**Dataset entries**
+---+

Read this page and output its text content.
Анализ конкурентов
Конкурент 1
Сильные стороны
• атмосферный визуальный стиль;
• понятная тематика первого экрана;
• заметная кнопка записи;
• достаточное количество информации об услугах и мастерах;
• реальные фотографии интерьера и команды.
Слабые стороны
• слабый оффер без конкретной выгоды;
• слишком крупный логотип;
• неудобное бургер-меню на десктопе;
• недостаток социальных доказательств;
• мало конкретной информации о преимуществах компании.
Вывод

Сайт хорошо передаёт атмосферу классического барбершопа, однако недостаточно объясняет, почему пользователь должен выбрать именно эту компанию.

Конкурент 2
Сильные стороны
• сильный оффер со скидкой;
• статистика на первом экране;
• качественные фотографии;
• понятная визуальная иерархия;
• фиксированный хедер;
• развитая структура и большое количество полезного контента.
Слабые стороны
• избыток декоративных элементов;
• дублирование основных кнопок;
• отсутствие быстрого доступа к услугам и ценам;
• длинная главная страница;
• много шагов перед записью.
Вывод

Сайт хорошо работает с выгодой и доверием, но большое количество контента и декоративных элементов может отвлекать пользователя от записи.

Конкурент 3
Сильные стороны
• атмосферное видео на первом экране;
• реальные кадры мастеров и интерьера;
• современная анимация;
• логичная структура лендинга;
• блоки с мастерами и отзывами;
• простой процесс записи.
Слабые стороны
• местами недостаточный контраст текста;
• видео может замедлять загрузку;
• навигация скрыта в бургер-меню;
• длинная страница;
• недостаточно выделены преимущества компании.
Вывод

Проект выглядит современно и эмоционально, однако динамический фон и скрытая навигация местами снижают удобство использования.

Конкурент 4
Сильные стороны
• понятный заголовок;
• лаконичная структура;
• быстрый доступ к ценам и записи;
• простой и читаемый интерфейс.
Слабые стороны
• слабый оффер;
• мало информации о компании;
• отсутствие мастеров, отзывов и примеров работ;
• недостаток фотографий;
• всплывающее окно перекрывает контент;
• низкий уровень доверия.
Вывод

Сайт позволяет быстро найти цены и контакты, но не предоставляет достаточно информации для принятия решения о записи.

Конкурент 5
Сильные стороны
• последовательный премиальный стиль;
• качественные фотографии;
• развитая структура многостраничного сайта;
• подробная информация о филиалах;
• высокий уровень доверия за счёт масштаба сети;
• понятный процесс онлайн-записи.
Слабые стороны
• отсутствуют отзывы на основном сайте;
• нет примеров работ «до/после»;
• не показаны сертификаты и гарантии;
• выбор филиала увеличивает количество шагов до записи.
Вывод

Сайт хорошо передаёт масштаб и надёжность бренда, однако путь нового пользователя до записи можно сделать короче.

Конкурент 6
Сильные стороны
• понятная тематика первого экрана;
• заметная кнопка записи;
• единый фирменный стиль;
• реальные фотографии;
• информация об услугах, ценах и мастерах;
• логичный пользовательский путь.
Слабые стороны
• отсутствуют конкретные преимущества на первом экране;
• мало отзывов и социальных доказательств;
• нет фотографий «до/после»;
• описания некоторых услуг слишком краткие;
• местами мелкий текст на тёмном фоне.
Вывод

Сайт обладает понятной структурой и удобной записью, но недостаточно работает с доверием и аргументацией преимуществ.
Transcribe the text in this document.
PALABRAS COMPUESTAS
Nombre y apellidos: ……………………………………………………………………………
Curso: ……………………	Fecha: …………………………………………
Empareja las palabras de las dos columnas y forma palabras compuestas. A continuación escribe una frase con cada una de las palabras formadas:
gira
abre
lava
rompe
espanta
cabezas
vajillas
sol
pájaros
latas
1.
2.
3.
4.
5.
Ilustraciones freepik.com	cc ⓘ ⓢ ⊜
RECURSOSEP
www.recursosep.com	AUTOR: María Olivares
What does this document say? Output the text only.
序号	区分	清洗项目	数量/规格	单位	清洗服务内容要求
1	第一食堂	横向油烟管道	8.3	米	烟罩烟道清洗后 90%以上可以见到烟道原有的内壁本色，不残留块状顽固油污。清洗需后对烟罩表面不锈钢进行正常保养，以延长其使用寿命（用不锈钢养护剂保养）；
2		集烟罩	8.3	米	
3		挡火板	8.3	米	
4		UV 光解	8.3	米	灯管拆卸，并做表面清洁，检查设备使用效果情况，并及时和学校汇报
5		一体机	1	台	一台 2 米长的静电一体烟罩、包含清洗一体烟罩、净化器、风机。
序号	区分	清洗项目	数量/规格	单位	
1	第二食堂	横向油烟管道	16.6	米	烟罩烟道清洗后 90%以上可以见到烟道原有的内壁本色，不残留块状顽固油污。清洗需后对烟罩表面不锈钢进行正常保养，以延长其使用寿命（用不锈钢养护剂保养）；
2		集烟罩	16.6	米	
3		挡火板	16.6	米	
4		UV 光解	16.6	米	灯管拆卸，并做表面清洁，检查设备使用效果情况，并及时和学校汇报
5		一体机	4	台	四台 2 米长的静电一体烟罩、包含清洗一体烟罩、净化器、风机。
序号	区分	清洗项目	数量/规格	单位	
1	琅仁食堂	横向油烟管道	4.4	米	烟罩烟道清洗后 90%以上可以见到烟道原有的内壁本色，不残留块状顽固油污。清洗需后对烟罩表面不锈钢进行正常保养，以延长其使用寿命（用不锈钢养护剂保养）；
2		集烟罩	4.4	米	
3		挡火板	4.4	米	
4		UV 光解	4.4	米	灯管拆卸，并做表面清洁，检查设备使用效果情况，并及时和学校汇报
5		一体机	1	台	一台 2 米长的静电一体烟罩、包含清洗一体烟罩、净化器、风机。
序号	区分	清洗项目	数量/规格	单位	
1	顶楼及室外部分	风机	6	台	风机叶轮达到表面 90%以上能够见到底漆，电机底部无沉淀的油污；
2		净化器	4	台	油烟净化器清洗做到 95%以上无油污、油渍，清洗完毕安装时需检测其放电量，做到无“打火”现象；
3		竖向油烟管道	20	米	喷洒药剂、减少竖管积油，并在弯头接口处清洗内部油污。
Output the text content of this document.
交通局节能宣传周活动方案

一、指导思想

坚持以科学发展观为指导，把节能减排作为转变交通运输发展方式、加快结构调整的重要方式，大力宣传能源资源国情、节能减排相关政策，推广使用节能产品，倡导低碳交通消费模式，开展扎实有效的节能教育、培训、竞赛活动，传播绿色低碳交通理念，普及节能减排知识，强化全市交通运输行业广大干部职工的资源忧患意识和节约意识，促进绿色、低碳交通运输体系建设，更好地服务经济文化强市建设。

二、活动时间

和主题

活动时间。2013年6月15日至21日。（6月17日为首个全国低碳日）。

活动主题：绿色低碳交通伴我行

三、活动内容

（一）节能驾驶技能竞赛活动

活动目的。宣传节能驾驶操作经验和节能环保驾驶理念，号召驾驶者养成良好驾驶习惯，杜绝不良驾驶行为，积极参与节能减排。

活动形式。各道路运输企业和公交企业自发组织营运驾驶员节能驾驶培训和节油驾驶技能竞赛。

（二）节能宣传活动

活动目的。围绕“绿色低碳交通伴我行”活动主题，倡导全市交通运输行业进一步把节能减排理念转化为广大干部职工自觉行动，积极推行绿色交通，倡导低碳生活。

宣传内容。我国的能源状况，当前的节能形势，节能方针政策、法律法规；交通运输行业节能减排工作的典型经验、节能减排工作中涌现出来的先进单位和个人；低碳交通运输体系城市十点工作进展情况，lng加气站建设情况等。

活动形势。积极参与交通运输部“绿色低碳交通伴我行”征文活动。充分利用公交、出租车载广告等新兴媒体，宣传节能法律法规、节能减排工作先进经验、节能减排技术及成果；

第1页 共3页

+---+

Search the entries for the string "социальных" and collect each line that has it.

**FINISHED EXERCISE**
• недостаток социальных доказательств;
• мало отзывов и социальных доказательств;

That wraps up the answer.